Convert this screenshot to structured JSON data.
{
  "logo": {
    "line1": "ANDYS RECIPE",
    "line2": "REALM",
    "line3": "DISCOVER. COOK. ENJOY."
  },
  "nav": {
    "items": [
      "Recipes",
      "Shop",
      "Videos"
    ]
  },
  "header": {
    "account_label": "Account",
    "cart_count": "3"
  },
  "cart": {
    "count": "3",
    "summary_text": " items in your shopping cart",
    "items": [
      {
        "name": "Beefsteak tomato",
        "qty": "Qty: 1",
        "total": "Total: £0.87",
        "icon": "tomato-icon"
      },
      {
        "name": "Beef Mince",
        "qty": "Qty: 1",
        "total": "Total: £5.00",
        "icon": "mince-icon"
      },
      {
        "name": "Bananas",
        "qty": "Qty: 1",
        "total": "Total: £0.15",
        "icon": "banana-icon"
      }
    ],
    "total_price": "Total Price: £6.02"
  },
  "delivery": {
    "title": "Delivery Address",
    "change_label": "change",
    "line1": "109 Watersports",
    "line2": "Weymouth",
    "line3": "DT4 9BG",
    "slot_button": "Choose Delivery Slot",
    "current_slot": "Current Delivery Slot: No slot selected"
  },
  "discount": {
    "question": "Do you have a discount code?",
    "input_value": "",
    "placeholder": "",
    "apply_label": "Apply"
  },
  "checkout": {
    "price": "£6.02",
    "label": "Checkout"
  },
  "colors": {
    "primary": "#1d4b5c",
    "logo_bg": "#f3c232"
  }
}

▶ To be done: Gather each line in the data that holds the string "discount".

▶ Solved exercise:
  "discount": {
    "question": "Do you have a discount code?",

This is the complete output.